Dataset rows about figures
---+---

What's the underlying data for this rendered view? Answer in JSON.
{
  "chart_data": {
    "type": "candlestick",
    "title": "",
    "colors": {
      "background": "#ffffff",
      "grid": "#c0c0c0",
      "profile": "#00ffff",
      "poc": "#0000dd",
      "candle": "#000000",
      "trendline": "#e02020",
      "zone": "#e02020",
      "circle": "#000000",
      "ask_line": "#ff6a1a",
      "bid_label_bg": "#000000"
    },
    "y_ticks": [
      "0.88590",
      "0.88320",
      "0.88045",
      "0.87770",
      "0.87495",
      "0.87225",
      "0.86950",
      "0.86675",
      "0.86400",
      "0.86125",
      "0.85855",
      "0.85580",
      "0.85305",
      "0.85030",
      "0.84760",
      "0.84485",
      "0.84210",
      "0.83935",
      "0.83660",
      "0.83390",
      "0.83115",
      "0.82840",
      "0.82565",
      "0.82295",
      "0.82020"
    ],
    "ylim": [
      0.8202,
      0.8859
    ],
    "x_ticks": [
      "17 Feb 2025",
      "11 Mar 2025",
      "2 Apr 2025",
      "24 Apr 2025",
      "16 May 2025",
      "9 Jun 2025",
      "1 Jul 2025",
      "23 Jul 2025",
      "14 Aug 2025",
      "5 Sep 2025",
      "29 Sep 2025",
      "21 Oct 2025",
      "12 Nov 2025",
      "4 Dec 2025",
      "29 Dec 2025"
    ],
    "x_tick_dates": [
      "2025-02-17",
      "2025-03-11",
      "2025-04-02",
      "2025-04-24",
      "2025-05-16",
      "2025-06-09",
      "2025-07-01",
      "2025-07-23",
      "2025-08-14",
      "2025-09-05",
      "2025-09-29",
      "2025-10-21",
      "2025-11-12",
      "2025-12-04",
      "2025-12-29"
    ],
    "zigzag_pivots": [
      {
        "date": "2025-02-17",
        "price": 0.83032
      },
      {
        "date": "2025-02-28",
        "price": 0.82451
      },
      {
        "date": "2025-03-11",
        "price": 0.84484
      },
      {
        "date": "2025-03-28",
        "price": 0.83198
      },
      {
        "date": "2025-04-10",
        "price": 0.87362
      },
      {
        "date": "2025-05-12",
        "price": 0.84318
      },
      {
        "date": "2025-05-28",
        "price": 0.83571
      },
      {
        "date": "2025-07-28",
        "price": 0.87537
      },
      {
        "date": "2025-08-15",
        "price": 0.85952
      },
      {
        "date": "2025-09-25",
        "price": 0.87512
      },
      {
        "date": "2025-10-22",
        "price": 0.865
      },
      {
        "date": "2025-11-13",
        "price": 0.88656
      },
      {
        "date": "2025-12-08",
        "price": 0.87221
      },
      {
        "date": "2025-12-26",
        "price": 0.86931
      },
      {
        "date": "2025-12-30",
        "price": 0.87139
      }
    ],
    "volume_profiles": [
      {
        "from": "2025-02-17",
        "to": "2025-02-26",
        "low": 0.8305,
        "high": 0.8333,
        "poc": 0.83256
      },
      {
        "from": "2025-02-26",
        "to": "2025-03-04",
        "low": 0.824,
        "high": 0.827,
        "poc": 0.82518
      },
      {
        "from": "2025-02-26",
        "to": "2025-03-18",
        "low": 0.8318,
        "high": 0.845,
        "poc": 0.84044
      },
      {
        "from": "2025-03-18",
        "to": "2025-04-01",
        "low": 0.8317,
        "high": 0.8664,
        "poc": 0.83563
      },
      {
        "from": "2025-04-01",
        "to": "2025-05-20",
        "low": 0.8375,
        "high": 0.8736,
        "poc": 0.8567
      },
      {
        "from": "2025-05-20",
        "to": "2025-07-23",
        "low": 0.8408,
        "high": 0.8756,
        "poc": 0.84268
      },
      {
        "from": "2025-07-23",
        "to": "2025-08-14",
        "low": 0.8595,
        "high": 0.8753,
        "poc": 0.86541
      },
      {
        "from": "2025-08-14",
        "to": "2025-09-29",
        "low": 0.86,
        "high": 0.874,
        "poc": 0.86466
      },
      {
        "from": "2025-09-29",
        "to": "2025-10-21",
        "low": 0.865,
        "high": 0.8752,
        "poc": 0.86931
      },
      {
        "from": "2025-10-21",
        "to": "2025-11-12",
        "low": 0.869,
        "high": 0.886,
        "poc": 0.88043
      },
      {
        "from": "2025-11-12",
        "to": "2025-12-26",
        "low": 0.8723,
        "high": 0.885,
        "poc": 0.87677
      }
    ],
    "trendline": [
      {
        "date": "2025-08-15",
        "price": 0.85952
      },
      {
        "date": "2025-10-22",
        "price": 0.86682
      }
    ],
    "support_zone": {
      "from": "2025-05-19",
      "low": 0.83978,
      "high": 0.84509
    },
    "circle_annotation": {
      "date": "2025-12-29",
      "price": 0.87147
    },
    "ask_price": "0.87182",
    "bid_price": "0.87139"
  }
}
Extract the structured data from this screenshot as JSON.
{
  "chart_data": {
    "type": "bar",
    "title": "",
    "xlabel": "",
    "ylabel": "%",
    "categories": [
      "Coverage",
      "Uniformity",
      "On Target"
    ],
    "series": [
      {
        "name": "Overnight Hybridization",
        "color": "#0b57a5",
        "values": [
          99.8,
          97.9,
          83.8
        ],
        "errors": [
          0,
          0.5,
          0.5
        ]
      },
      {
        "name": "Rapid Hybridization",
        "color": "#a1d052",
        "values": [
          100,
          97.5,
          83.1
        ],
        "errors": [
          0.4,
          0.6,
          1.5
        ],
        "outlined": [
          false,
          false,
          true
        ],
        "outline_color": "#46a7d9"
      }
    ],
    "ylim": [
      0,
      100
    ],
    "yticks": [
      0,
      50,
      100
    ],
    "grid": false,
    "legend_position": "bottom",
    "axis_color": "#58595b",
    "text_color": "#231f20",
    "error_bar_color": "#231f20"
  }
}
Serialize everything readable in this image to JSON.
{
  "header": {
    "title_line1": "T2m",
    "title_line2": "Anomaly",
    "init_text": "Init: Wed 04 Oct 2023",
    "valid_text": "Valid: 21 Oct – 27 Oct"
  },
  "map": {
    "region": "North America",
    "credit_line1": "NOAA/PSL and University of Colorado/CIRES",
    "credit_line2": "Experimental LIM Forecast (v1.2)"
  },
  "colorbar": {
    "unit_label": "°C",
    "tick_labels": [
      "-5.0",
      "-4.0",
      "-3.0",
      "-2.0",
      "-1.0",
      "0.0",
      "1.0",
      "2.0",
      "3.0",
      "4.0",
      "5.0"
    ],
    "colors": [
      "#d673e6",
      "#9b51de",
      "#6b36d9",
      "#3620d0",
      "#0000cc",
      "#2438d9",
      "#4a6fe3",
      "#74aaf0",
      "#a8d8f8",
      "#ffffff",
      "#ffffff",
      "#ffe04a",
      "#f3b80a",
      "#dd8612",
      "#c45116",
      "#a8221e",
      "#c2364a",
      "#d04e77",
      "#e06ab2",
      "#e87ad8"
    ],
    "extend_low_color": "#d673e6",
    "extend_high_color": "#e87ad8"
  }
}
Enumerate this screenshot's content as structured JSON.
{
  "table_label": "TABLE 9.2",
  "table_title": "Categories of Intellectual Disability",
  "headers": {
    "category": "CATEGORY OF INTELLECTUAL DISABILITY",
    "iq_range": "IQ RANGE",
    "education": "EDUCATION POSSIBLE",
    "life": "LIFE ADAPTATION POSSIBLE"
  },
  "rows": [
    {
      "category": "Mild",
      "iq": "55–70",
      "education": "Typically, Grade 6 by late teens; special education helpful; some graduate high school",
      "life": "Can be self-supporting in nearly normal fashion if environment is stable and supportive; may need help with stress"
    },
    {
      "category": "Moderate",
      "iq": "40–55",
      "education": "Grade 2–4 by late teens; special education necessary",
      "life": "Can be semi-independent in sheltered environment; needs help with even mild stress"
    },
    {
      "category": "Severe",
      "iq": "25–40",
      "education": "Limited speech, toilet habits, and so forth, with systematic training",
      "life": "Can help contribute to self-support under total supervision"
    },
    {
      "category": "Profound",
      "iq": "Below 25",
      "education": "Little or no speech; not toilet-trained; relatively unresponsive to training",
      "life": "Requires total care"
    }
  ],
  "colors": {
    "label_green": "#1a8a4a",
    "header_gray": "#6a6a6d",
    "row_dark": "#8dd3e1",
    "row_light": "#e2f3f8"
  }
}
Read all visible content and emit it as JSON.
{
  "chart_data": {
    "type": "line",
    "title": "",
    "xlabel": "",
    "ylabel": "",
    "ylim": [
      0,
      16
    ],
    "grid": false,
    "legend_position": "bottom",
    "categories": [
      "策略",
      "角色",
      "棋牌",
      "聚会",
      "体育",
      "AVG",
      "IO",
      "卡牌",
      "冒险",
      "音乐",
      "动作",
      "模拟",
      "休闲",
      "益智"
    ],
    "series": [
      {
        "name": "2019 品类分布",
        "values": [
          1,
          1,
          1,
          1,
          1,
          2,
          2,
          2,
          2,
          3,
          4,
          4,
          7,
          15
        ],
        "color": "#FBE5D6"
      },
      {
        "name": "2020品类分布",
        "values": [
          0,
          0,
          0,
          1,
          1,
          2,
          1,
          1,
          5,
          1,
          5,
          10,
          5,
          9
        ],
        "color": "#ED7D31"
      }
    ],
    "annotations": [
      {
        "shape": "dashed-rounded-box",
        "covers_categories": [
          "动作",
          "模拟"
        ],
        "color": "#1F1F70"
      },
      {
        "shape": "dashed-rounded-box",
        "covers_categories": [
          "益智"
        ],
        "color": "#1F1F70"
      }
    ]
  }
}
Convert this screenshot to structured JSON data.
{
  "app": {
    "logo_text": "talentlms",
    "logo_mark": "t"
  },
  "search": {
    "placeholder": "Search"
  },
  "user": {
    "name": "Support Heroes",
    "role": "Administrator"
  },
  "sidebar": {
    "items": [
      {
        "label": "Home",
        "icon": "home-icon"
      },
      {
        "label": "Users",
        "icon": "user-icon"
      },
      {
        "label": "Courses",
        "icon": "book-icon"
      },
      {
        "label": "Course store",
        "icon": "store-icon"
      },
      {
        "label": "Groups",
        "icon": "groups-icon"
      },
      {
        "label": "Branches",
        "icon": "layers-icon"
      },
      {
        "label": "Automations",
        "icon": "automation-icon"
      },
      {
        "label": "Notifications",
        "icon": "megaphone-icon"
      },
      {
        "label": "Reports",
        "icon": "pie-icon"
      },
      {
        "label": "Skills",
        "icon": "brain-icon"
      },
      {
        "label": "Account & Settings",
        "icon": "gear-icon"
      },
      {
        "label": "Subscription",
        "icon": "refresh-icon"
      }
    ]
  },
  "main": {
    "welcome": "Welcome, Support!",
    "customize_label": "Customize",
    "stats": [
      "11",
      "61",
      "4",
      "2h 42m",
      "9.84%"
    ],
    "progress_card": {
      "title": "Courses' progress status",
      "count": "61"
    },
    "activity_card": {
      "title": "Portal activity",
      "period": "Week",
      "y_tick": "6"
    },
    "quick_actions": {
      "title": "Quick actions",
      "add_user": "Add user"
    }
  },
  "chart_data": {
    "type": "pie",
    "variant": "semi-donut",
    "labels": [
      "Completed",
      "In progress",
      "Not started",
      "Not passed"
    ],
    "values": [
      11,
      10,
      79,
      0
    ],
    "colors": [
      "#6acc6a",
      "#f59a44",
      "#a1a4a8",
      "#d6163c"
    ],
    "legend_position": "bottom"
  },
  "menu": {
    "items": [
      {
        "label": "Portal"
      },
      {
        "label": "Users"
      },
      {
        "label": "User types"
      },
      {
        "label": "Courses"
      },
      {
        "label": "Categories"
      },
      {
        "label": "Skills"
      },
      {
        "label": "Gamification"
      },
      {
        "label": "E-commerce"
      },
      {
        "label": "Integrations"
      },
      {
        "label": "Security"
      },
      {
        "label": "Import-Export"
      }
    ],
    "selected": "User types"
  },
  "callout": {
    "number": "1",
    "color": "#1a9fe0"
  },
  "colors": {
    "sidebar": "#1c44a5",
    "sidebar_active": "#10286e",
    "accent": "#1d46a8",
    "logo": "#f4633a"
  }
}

---+---

### [Exercise objective]
Reply with nothing except the number of lines in the listing above that include "toilet".

### [Response below]
2